** What is required **
The records below are to be quoted in full; please keep every word exact.

>> start Data for this exercise

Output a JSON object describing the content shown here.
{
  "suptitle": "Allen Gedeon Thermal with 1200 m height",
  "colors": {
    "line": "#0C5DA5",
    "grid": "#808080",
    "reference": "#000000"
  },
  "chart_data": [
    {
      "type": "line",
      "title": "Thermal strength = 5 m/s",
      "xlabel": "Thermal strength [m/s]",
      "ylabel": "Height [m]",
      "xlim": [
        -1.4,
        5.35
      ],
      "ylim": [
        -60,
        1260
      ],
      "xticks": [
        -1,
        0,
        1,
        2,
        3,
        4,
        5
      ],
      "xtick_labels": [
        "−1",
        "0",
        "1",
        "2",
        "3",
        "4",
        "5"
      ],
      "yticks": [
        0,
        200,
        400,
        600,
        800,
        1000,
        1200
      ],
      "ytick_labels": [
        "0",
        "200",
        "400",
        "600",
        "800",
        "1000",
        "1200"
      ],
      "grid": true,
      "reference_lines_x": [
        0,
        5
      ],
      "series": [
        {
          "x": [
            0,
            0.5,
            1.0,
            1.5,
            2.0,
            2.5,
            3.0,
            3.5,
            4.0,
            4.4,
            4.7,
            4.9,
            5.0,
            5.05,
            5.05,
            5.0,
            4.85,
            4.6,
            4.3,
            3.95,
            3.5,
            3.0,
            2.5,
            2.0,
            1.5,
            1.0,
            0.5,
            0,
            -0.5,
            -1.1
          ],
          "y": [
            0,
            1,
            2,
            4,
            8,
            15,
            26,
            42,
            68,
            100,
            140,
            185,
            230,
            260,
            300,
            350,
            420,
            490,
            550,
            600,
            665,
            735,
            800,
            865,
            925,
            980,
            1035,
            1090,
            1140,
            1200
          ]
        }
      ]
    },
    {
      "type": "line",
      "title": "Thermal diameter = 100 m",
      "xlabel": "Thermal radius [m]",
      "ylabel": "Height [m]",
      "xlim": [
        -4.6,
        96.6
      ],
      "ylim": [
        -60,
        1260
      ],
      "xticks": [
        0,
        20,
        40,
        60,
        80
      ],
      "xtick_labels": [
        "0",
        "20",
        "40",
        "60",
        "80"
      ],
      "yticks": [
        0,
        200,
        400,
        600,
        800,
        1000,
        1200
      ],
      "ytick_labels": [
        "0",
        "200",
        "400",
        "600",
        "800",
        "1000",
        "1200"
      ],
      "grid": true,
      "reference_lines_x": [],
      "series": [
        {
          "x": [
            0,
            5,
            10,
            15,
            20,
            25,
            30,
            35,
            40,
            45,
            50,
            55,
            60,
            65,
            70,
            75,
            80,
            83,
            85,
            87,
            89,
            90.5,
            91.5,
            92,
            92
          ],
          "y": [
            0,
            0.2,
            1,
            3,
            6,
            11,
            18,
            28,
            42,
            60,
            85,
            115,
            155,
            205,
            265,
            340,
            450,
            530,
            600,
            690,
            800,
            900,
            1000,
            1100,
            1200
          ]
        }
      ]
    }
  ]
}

>> end Data for this exercise

** Output below **
Output a JSON object describing the content shown here.
{
  "suptitle": "Allen Gedeon Thermal with 1200 m height",
  "colors": {
    "line": "#0C5DA5",
    "grid": "#808080",
    "reference": "#000000"
  },
  "chart_data": [
    {
      "type": "line",
      "title": "Thermal strength = 5 m/s",
      "xlabel": "Thermal strength [m/s]",
      "ylabel": "Height [m]",
      "xlim": [
        -1.4,
        5.35
      ],
      "ylim": [
        -60,
        1260
      ],
      "xticks": [
        -1,
        0,
        1,
        2,
        3,
        4,
        5
      ],
      "xtick_labels": [
        "−1",
        "0",
        "1",
        "2",
        "3",
        "4",
        "5"
      ],
      "yticks": [
        0,
        200,
        400,
        600,
        800,
        1000,
        1200
      ],
      "ytick_labels": [
        "0",
        "200",
        "400",
        "600",
        "800",
        "1000",
        "1200"
      ],
      "grid": true,
      "reference_lines_x": [
        0,
        5
      ],
      "series": [
        {
          "x": [
            0,
            0.5,
            1.0,
            1.5,
            2.0,
            2.5,
            3.0,
            3.5,
            4.0,
            4.4,
            4.7,
            4.9,
            5.0,
            5.05,
            5.05,
            5.0,
            4.85,
            4.6,
            4.3,
            3.95,
            3.5,
            3.0,
            2.5,
            2.0,
            1.5,
            1.0,
            0.5,
            0,
            -0.5,
            -1.1
          ],
          "y": [
            0,
            1,
            2,
            4,
            8,
            15,
            26,
            42,
            68,
            100,
            140,
            185,
            230,
            260,
            300,
            350,
            420,
            490,
            550,
            600,
            665,
            735,
            800,
            865,
            925,
            980,
            1035,
            1090,
            1140,
            1200
          ]
        }
      ]
    },
    {
      "type": "line",
      "title": "Thermal diameter = 100 m",
      "xlabel": "Thermal radius [m]",
      "ylabel": "Height [m]",
      "xlim": [
        -4.6,
        96.6
      ],
      "ylim": [
        -60,
        1260
      ],
      "xticks": [
        0,
        20,
        40,
        60,
        80
      ],
      "xtick_labels": [
        "0",
        "20",
        "40",
        "60",
        "80"
      ],
      "yticks": [
        0,
        200,
        400,
        600,
        800,
        1000,
        1200
      ],
      "ytick_labels": [
        "0",
        "200",
        "400",
        "600",
        "800",
        "1000",
        "1200"
      ],
      "grid": true,
      "reference_lines_x": [],
      "series": [
        {
          "x": [
            0,
            5,
            10,
            15,
            20,
            25,
            30,
            35,
            40,
            45,
            50,
            55,
            60,
            65,
            70,
            75,
            80,
            83,
            85,
            87,
            89,
            90.5,
            91.5,
            92,
            92
          ],
          "y": [
            0,
            0.2,
            1,
            3,
            6,
            11,
            18,
            28,
            42,
            60,
            85,
            115,
            155,
            205,
            265,
            340,
            450,
            530,
            600,
            690,
            800,
            900,
            1000,
            1100,
            1200
          ]
        }
      ]
    }
  ]
}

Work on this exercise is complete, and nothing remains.